-- Start RECORDS FOR THIS TASK --

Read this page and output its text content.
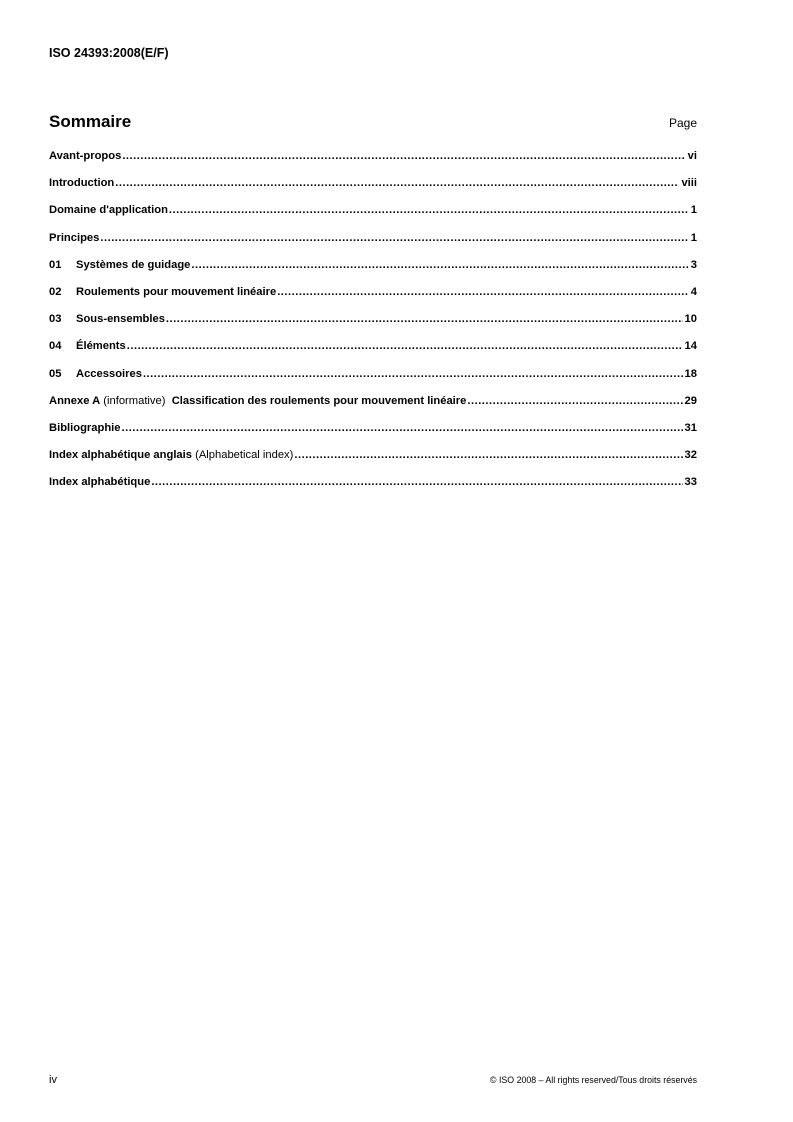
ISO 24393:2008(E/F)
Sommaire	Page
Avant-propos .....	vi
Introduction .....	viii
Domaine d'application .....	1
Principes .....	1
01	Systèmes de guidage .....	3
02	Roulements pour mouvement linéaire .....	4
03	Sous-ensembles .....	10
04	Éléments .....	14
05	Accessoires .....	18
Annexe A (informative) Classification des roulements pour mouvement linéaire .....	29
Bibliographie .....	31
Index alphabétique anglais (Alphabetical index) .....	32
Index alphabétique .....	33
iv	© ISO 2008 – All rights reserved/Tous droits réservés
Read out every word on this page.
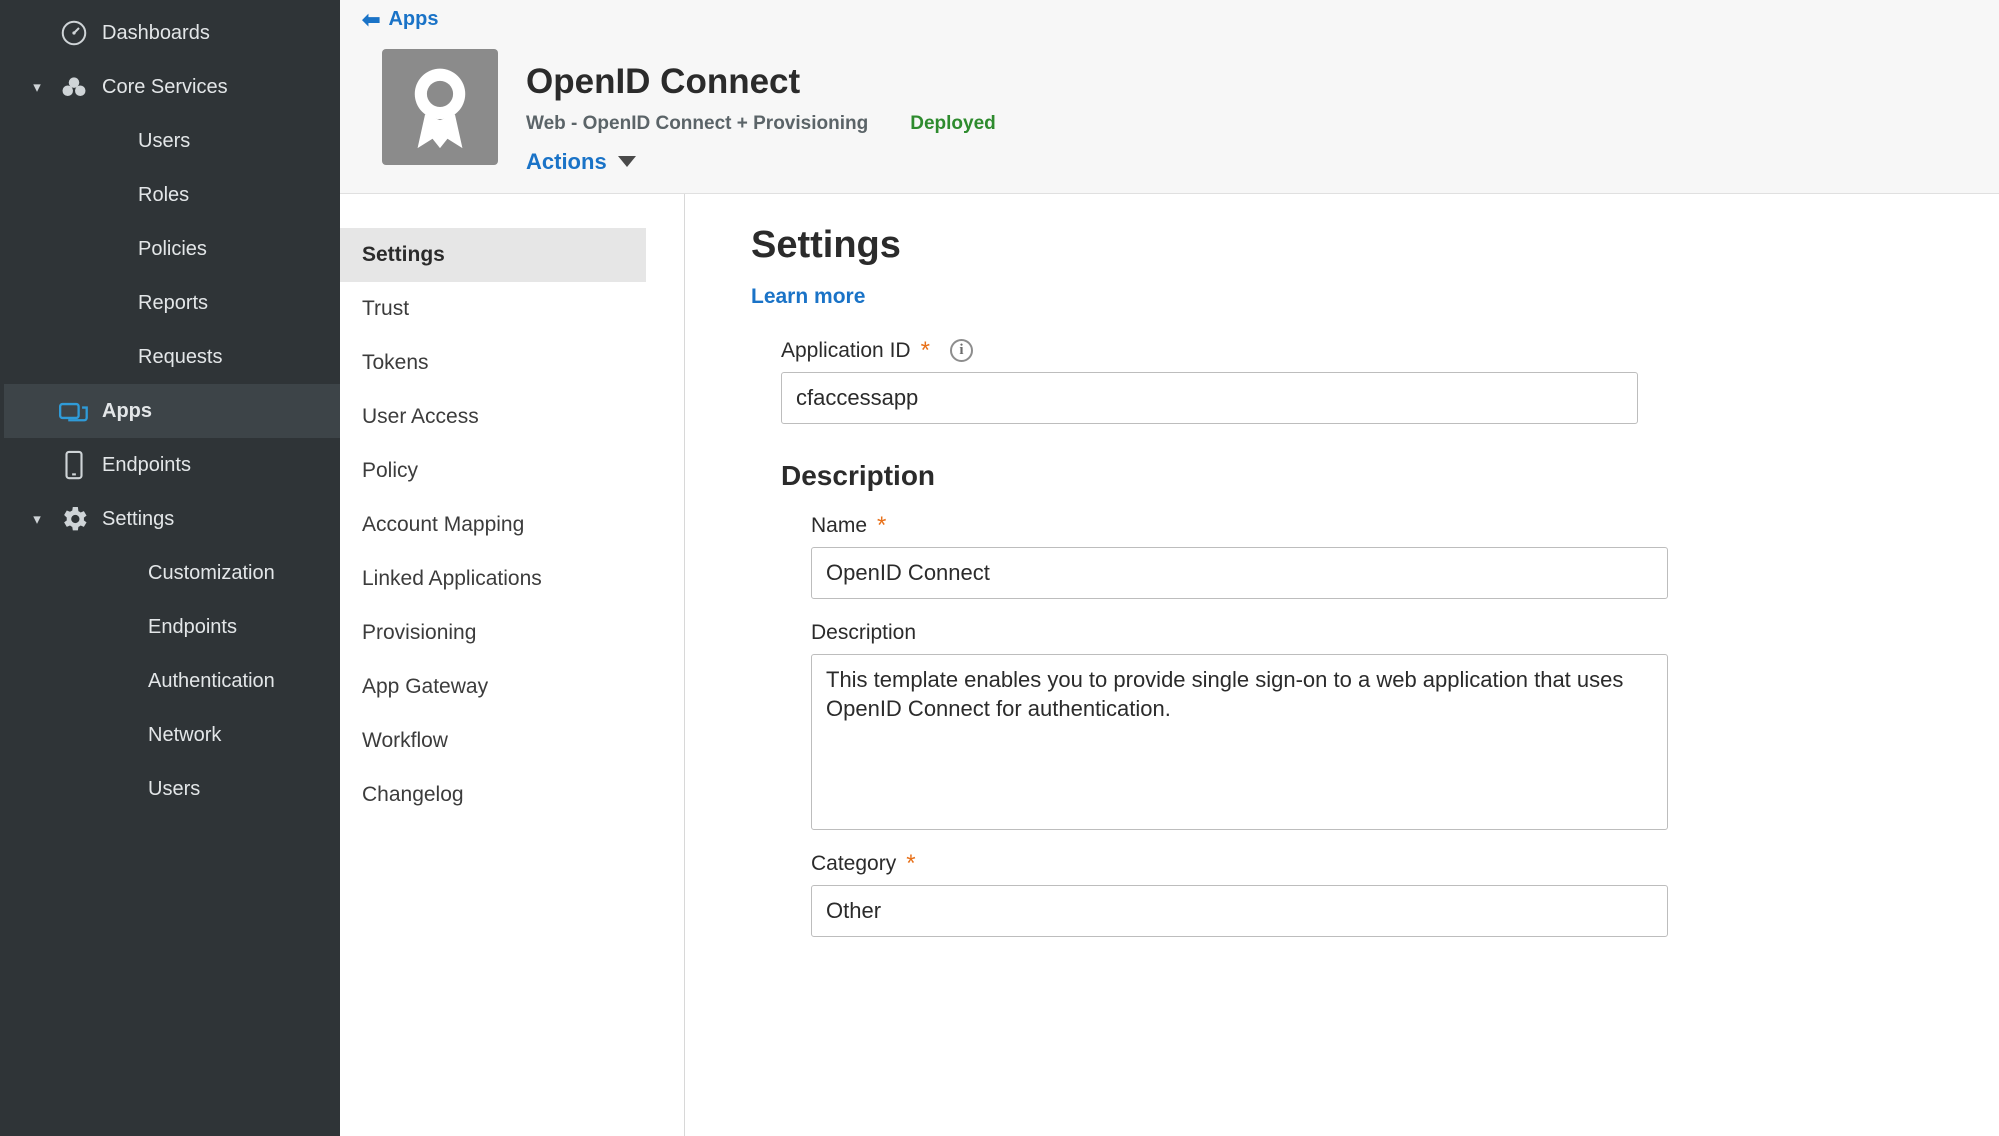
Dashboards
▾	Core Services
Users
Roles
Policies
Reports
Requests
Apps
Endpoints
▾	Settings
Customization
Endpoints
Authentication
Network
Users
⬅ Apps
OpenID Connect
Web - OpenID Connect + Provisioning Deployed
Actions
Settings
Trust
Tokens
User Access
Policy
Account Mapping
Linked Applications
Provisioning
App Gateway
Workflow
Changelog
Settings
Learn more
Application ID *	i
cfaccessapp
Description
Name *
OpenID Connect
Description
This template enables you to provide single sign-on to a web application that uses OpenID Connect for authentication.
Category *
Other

-- End RECORDS FOR THIS TASK --
-- Start RECORDS FOR THIS TASK --

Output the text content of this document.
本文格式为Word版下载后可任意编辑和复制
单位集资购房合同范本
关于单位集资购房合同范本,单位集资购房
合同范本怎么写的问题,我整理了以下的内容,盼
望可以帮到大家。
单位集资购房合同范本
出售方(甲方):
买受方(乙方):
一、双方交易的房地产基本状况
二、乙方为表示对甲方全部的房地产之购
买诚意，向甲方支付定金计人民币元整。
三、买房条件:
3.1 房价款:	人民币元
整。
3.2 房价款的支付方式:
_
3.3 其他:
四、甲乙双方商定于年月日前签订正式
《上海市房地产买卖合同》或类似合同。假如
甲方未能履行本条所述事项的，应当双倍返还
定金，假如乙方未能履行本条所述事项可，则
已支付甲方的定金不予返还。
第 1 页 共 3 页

-- End RECORDS FOR THIS TASK --

§ **THE TASK**: Copy all lines above containing the string "Read".

§ **FULL SOLUTION**:
Read this page and output its text content.
Read out every word on this page.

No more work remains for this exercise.